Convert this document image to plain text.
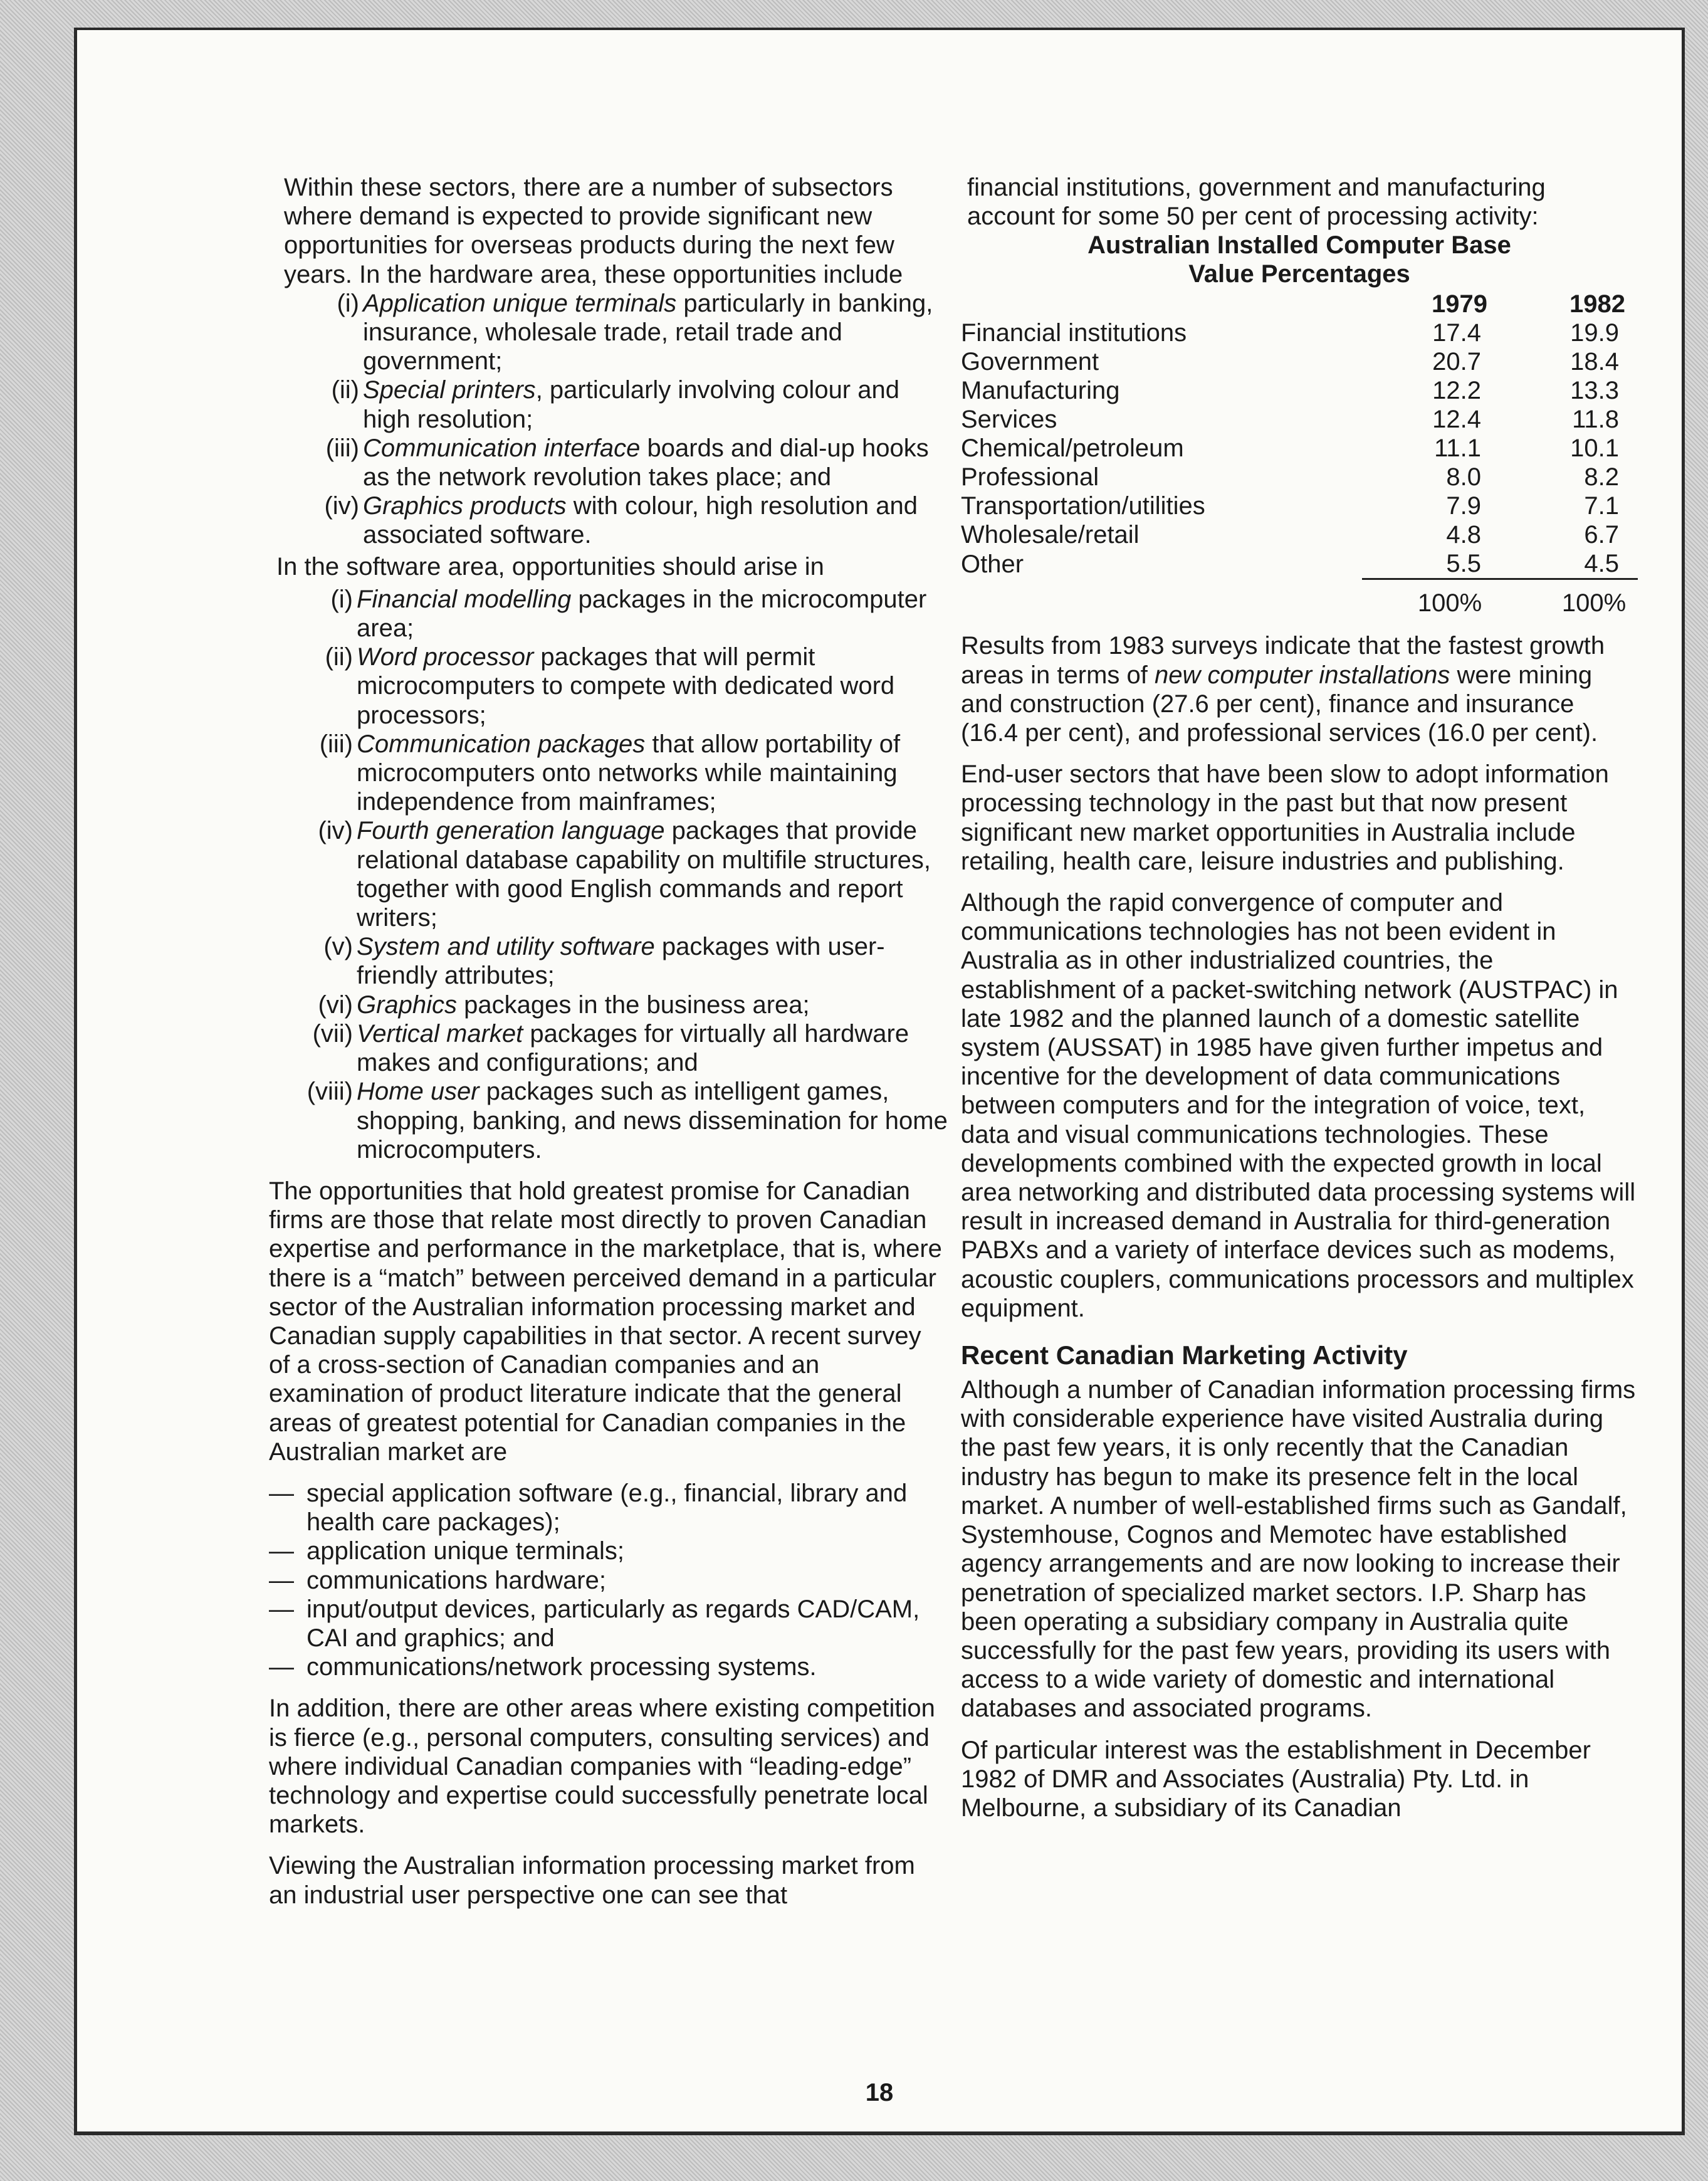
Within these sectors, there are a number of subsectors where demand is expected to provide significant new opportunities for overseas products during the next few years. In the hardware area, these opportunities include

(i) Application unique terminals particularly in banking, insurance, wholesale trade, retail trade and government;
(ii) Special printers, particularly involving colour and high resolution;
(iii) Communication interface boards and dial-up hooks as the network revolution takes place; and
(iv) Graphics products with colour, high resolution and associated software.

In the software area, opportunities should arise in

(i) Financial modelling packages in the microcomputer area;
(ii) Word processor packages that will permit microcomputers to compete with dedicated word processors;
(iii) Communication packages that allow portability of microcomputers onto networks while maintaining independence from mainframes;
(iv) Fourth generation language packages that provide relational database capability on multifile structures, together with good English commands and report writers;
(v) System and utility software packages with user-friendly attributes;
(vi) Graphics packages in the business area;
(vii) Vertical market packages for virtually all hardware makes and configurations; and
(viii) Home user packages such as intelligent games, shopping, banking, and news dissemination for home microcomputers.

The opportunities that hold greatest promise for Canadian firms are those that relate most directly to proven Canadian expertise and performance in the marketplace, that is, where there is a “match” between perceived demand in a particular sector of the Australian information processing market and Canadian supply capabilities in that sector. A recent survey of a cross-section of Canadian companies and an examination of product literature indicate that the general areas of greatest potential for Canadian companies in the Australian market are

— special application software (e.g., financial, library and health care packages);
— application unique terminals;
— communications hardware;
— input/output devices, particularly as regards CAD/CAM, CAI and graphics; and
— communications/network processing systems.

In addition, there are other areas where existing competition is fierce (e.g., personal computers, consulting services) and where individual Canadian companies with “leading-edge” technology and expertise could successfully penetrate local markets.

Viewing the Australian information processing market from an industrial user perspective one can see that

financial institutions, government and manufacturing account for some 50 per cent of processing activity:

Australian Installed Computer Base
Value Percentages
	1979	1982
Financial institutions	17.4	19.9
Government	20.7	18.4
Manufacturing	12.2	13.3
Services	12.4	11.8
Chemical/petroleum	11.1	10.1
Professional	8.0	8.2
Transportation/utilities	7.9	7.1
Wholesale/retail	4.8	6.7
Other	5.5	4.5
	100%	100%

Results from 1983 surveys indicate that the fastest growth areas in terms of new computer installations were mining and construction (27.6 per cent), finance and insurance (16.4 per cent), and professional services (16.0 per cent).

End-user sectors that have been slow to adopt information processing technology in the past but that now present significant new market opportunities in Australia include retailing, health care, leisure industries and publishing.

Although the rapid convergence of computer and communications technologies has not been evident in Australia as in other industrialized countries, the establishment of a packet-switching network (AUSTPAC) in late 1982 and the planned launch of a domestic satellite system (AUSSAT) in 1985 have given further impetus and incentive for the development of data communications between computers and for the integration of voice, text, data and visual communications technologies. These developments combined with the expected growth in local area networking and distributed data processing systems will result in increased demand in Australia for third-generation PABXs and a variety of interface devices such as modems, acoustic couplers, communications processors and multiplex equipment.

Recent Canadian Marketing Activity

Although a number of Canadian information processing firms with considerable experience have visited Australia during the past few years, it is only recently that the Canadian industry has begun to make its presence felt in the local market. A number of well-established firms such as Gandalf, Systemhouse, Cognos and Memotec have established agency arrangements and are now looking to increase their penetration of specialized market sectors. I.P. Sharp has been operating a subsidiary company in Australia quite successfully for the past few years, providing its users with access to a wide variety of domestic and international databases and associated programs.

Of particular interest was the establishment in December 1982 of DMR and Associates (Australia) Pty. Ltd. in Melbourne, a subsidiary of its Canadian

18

* * *

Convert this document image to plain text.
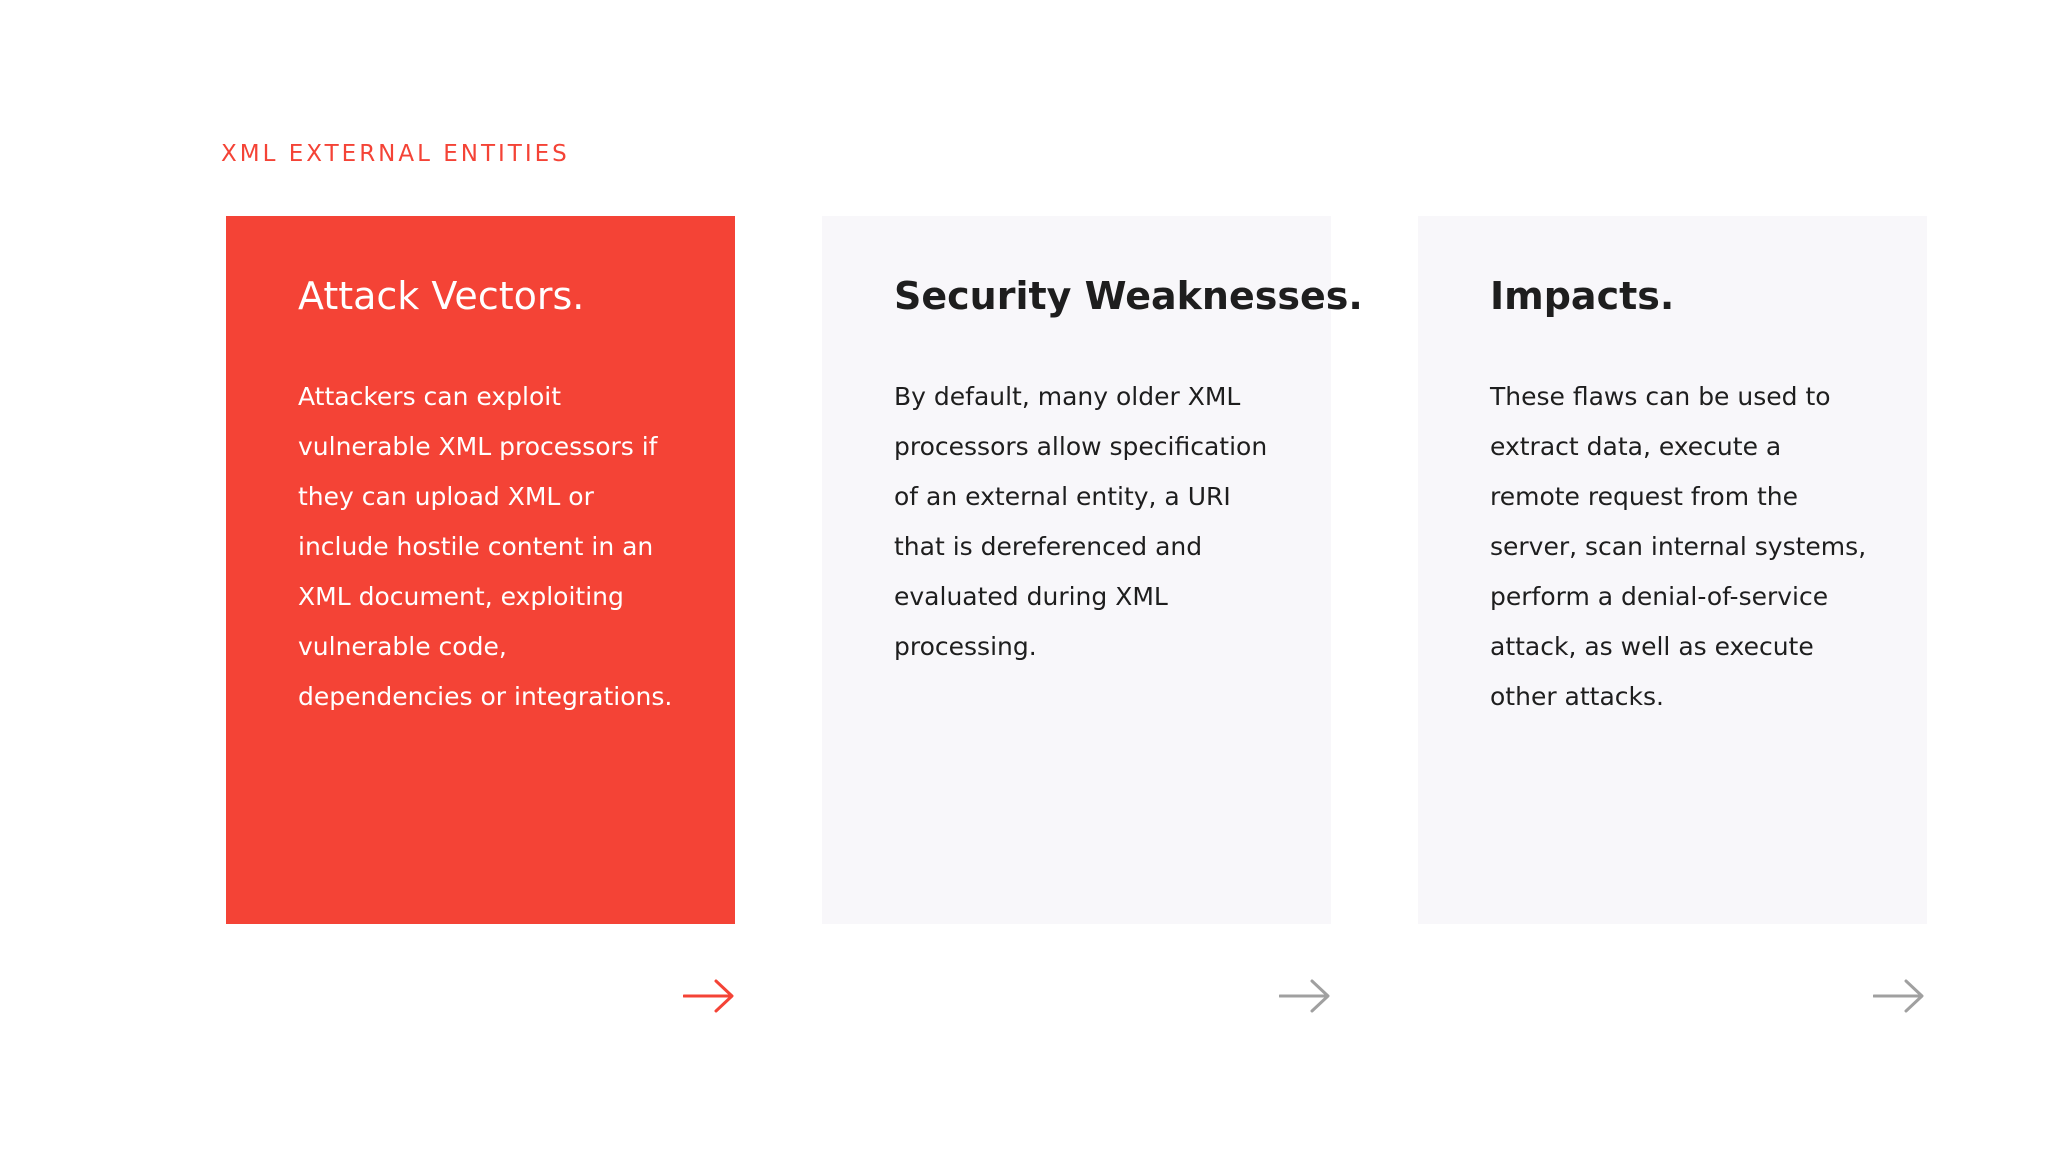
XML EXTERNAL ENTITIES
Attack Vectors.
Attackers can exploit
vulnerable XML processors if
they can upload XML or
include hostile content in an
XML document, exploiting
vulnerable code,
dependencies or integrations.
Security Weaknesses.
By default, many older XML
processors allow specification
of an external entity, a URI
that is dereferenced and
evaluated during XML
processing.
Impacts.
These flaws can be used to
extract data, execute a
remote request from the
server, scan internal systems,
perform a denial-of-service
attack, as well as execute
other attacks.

* * *

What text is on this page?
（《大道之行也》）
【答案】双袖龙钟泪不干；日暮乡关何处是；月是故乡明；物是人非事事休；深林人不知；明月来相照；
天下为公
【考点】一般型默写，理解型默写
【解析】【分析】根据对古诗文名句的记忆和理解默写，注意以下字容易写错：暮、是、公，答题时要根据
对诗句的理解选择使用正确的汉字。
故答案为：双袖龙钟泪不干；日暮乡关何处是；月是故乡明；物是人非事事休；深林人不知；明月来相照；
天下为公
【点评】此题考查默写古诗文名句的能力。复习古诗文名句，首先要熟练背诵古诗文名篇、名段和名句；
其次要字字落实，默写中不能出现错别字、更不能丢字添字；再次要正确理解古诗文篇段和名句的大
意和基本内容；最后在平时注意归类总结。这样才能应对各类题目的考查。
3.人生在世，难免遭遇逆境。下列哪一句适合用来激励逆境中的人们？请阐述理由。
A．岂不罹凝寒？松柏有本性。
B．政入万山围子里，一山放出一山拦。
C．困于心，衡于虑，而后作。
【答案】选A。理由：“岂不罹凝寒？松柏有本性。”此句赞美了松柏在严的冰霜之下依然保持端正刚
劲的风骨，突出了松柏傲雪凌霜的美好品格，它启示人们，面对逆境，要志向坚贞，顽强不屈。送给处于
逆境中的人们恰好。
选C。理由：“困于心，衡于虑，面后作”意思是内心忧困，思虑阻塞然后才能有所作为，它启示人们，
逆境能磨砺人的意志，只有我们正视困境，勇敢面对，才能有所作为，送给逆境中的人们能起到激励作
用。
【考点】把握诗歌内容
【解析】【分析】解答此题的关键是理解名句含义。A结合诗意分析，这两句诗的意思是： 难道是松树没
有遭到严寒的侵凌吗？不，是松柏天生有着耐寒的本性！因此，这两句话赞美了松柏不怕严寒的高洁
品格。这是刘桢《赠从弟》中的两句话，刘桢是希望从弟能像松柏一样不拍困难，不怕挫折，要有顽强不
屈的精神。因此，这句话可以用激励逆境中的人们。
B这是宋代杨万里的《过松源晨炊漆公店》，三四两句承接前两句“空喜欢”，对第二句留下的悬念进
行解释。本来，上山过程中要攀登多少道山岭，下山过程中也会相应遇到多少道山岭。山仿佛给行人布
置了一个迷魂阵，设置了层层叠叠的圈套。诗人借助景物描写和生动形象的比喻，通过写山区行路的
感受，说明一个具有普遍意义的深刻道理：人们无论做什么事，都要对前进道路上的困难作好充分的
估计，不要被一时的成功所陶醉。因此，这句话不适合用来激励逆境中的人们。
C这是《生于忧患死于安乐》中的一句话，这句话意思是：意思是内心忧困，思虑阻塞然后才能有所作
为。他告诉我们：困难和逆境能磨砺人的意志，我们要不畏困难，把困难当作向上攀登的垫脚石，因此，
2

[Task to complete] Identify all lines in the records above with the word "expected".

[Complete answer]
Within these sectors, there are a number of subsectors where demand is expected to provide significant new opportunities for overseas products during the next few years. In the hardware area, these opportunities include
Although the rapid convergence of computer and communications technologies has not been evident in Australia as in other industrialized countries, the establishment of a packet-switching network (AUSTPAC) in late 1982 and the planned launch of a domestic satellite system (AUSSAT) in 1985 have given further impetus and incentive for the development of data communications between computers and for the integration of voice, text, data and visual communications technologies. These developments combined with the expected growth in local area networking and distributed data processing systems will result in increased demand in Australia for third-generation PABXs and a variety of interface devices such as modems, acoustic couplers, communications processors and multiplex equipment.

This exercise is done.